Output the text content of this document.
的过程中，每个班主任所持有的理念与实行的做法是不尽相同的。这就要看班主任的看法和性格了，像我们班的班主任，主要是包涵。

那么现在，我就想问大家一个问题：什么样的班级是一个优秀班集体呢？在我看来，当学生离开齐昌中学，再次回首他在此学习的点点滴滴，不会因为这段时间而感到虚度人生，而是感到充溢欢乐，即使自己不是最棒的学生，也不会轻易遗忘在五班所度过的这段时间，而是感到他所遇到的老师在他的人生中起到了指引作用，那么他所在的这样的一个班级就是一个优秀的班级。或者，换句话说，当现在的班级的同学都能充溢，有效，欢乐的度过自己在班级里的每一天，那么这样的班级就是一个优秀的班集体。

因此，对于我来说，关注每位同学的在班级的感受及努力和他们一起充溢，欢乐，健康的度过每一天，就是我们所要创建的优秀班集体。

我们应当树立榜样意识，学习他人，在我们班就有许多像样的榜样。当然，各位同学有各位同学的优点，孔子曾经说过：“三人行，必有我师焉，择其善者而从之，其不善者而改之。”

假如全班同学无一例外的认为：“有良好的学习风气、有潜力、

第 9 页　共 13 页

____

_Task objective_. Copy all of the material word for word.

_Reply to the exercise_.
Output the text content of this document.
的过程中，每个班主任所持有的理念与实行的做法是不尽相同的。这就要看班主任的看法和性格了，像我们班的班主任，主要是包涵。

那么现在，我就想问大家一个问题：什么样的班级是一个优秀班集体呢？在我看来，当学生离开齐昌中学，再次回首他在此学习的点点滴滴，不会因为这段时间而感到虚度人生，而是感到充溢欢乐，即使自己不是最棒的学生，也不会轻易遗忘在五班所度过的这段时间，而是感到他所遇到的老师在他的人生中起到了指引作用，那么他所在的这样的一个班级就是一个优秀的班级。或者，换句话说，当现在的班级的同学都能充溢，有效，欢乐的度过自己在班级里的每一天，那么这样的班级就是一个优秀的班集体。

因此，对于我来说，关注每位同学的在班级的感受及努力和他们一起充溢，欢乐，健康的度过每一天，就是我们所要创建的优秀班集体。

我们应当树立榜样意识，学习他人，在我们班就有许多像样的榜样。当然，各位同学有各位同学的优点，孔子曾经说过：“三人行，必有我师焉，择其善者而从之，其不善者而改之。”

假如全班同学无一例外的认为：“有良好的学习风气、有潜力、

第 9 页　共 13 页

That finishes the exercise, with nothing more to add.